=== INSTRUCTIONS TO FOLLOW ===
Can you reproduce every one of the lines below verbatim, omitting the pictures?

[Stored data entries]
-- START --

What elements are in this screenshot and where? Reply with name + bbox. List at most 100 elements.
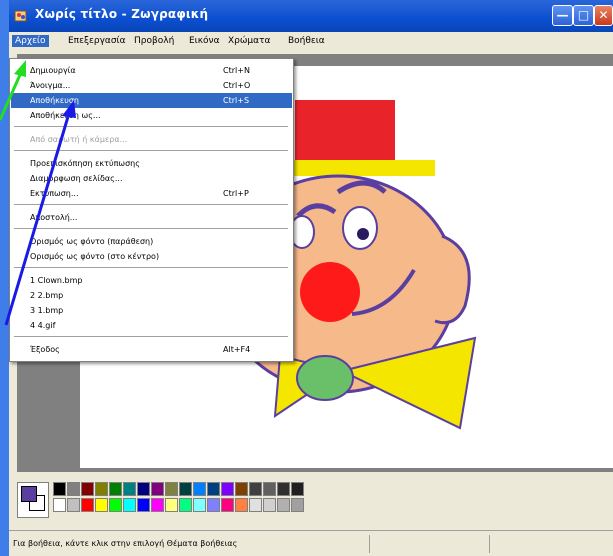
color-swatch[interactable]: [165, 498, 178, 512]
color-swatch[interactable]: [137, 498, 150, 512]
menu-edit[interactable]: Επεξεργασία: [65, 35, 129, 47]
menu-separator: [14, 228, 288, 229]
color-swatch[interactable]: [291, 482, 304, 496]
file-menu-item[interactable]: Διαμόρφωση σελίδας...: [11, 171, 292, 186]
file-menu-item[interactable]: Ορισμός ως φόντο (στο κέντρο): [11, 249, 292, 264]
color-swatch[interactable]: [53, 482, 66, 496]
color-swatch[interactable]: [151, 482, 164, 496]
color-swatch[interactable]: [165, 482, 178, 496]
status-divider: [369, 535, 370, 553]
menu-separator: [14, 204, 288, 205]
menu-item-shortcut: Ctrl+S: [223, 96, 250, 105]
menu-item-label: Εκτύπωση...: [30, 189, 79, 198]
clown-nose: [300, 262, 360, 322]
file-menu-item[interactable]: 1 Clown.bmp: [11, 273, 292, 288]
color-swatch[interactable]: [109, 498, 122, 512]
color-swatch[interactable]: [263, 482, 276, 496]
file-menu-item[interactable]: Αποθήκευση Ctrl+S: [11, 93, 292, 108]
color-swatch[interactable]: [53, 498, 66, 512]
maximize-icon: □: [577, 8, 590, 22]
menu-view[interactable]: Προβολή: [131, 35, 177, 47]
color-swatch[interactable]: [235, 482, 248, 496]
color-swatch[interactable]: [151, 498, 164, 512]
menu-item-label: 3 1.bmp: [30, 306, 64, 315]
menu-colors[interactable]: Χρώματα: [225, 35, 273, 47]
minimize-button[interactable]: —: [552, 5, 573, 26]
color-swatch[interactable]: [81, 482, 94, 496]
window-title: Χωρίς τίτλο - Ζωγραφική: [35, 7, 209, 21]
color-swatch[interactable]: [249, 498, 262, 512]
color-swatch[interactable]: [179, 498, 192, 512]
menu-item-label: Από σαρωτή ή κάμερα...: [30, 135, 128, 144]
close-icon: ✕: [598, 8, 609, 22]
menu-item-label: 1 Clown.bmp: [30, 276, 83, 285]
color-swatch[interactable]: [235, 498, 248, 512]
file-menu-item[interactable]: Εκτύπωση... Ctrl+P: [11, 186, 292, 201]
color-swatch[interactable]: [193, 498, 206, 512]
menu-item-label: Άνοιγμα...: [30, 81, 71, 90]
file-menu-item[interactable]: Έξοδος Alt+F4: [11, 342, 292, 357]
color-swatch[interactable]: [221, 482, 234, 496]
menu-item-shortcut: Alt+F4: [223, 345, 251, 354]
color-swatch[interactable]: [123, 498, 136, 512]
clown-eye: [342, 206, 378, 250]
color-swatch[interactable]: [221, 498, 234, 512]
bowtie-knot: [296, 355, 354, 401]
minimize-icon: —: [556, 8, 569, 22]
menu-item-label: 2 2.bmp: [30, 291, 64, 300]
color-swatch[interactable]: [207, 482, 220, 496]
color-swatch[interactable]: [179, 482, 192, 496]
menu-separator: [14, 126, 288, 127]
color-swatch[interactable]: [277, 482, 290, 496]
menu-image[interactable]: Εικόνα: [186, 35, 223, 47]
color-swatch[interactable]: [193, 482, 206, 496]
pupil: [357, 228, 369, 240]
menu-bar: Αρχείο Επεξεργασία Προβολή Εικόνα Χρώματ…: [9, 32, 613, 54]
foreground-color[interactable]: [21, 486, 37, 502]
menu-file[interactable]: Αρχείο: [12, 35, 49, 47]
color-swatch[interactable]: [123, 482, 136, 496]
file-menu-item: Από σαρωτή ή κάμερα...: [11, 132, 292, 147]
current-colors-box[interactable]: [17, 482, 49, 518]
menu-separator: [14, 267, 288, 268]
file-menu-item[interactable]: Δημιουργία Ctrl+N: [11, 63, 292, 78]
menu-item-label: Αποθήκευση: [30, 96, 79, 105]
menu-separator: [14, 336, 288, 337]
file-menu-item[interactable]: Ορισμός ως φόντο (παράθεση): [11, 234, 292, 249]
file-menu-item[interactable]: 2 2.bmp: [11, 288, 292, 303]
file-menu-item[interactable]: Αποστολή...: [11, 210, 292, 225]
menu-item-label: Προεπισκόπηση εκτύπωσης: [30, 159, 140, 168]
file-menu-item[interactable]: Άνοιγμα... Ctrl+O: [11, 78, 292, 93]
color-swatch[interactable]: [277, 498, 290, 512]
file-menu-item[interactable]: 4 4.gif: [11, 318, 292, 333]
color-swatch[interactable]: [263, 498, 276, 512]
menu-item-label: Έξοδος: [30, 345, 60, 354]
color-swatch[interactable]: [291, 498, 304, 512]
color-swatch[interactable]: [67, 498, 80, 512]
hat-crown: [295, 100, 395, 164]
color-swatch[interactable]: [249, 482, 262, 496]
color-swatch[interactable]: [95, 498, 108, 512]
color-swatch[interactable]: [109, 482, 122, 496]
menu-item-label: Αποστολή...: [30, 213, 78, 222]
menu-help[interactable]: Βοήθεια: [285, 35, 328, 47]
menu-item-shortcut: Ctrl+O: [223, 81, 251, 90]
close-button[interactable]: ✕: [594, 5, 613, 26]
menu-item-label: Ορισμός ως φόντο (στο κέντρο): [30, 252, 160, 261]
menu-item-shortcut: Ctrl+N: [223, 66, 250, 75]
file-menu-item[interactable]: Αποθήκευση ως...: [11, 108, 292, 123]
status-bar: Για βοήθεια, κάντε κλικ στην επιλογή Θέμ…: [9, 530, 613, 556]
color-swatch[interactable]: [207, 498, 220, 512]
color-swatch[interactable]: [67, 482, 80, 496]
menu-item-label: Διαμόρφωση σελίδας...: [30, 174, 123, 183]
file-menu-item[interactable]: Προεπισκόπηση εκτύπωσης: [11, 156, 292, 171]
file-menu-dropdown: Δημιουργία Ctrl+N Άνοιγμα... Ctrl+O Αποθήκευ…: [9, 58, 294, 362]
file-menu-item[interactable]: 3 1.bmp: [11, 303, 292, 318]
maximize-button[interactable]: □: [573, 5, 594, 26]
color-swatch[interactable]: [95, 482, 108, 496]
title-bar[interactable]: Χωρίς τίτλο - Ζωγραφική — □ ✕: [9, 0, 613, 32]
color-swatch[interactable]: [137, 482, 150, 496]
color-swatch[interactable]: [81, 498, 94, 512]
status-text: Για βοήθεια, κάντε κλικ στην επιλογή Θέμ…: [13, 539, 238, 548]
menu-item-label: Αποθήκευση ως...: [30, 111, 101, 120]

-- END --

=== EXERCISE SOLUTION ===
What elements are in this screenshot and where? Reply with name + bbox. List at most 100 elements.
color-swatch[interactable]: [165, 498, 178, 512]
color-swatch[interactable]: [137, 498, 150, 512]
menu-edit[interactable]: Επεξεργασία: [65, 35, 129, 47]
menu-separator: [14, 228, 288, 229]
color-swatch[interactable]: [291, 482, 304, 496]
file-menu-item[interactable]: Διαμόρφωση σελίδας...: [11, 171, 292, 186]
file-menu-item[interactable]: Ορισμός ως φόντο (στο κέντρο): [11, 249, 292, 264]
color-swatch[interactable]: [53, 482, 66, 496]
color-swatch[interactable]: [151, 482, 164, 496]
color-swatch[interactable]: [165, 482, 178, 496]
status-divider: [369, 535, 370, 553]
menu-separator: [14, 204, 288, 205]
menu-item-shortcut: Ctrl+S: [223, 96, 250, 105]
menu-item-label: Εκτύπωση...: [30, 189, 79, 198]
clown-nose: [300, 262, 360, 322]
file-menu-item[interactable]: 1 Clown.bmp: [11, 273, 292, 288]
color-swatch[interactable]: [109, 498, 122, 512]
color-swatch[interactable]: [263, 482, 276, 496]
file-menu-item[interactable]: Αποθήκευση Ctrl+S: [11, 93, 292, 108]
color-swatch[interactable]: [53, 498, 66, 512]
maximize-icon: □: [577, 8, 590, 22]
menu-view[interactable]: Προβολή: [131, 35, 177, 47]
color-swatch[interactable]: [235, 482, 248, 496]
color-swatch[interactable]: [151, 498, 164, 512]
menu-item-label: 3 1.bmp: [30, 306, 64, 315]
menu-colors[interactable]: Χρώματα: [225, 35, 273, 47]
minimize-button[interactable]: —: [552, 5, 573, 26]
color-swatch[interactable]: [81, 482, 94, 496]
window-title: Χωρίς τίτλο - Ζωγραφική: [35, 7, 209, 21]
color-swatch[interactable]: [249, 498, 262, 512]
color-swatch[interactable]: [179, 498, 192, 512]
menu-item-label: Από σαρωτή ή κάμερα...: [30, 135, 128, 144]
close-icon: ✕: [598, 8, 609, 22]
menu-item-label: 1 Clown.bmp: [30, 276, 83, 285]
color-swatch[interactable]: [235, 498, 248, 512]
file-menu-item[interactable]: Εκτύπωση... Ctrl+P: [11, 186, 292, 201]
color-swatch[interactable]: [193, 498, 206, 512]
menu-item-label: Άνοιγμα...: [30, 81, 71, 90]
file-menu-item[interactable]: Έξοδος Alt+F4: [11, 342, 292, 357]
color-swatch[interactable]: [221, 482, 234, 496]
menu-item-shortcut: Alt+F4: [223, 345, 251, 354]
color-swatch[interactable]: [123, 498, 136, 512]
clown-eye: [342, 206, 378, 250]
color-swatch[interactable]: [221, 498, 234, 512]
bowtie-knot: [296, 355, 354, 401]
minimize-icon: —: [556, 8, 569, 22]
menu-item-label: 2 2.bmp: [30, 291, 64, 300]
color-swatch[interactable]: [207, 482, 220, 496]
color-swatch[interactable]: [179, 482, 192, 496]
menu-separator: [14, 126, 288, 127]
color-swatch[interactable]: [277, 482, 290, 496]
menu-image[interactable]: Εικόνα: [186, 35, 223, 47]
color-swatch[interactable]: [193, 482, 206, 496]
pupil: [357, 228, 369, 240]
menu-bar: Αρχείο Επεξεργασία Προβολή Εικόνα Χρώματ…: [9, 32, 613, 54]
foreground-color[interactable]: [21, 486, 37, 502]
menu-file[interactable]: Αρχείο: [12, 35, 49, 47]
color-swatch[interactable]: [123, 482, 136, 496]
file-menu-item: Από σαρωτή ή κάμερα...: [11, 132, 292, 147]
current-colors-box[interactable]: [17, 482, 49, 518]
menu-separator: [14, 267, 288, 268]
file-menu-item[interactable]: Δημιουργία Ctrl+N: [11, 63, 292, 78]
menu-item-label: Αποθήκευση: [30, 96, 79, 105]
menu-separator: [14, 336, 288, 337]
file-menu-item[interactable]: Ορισμός ως φόντο (παράθεση): [11, 234, 292, 249]
file-menu-item[interactable]: 2 2.bmp: [11, 288, 292, 303]
file-menu-item[interactable]: Αποστολή...: [11, 210, 292, 225]
menu-item-label: Προεπισκόπηση εκτύπωσης: [30, 159, 140, 168]
file-menu-item[interactable]: Άνοιγμα... Ctrl+O: [11, 78, 292, 93]
color-swatch[interactable]: [277, 498, 290, 512]
file-menu-item[interactable]: 4 4.gif: [11, 318, 292, 333]
color-swatch[interactable]: [263, 498, 276, 512]
menu-item-label: Έξοδος: [30, 345, 60, 354]
color-swatch[interactable]: [291, 498, 304, 512]
color-swatch[interactable]: [67, 498, 80, 512]
hat-crown: [295, 100, 395, 164]
color-swatch[interactable]: [249, 482, 262, 496]
color-swatch[interactable]: [95, 498, 108, 512]
color-swatch[interactable]: [109, 482, 122, 496]
menu-item-label: Αποστολή...: [30, 213, 78, 222]
menu-help[interactable]: Βοήθεια: [285, 35, 328, 47]
menu-item-shortcut: Ctrl+O: [223, 81, 251, 90]
close-button[interactable]: ✕: [594, 5, 613, 26]
menu-item-label: Ορισμός ως φόντο (στο κέντρο): [30, 252, 160, 261]
menu-item-shortcut: Ctrl+N: [223, 66, 250, 75]
file-menu-item[interactable]: Αποθήκευση ως...: [11, 108, 292, 123]
status-bar: Για βοήθεια, κάντε κλικ στην επιλογή Θέμ…: [9, 530, 613, 556]
color-swatch[interactable]: [207, 498, 220, 512]
color-swatch[interactable]: [67, 482, 80, 496]
menu-item-label: Διαμόρφωση σελίδας...: [30, 174, 123, 183]
file-menu-item[interactable]: Προεπισκόπηση εκτύπωσης: [11, 156, 292, 171]
file-menu-dropdown: Δημιουργία Ctrl+N Άνοιγμα... Ctrl+O Αποθήκευ…: [9, 58, 294, 362]
file-menu-item[interactable]: 3 1.bmp: [11, 303, 292, 318]
maximize-button[interactable]: □: [573, 5, 594, 26]
color-swatch[interactable]: [95, 482, 108, 496]
title-bar[interactable]: Χωρίς τίτλο - Ζωγραφική — □ ✕: [9, 0, 613, 32]
color-swatch[interactable]: [137, 482, 150, 496]
color-swatch[interactable]: [81, 498, 94, 512]
status-text: Για βοήθεια, κάντε κλικ στην επιλογή Θέμ…: [13, 539, 238, 548]
menu-item-label: Αποθήκευση ως...: [30, 111, 101, 120]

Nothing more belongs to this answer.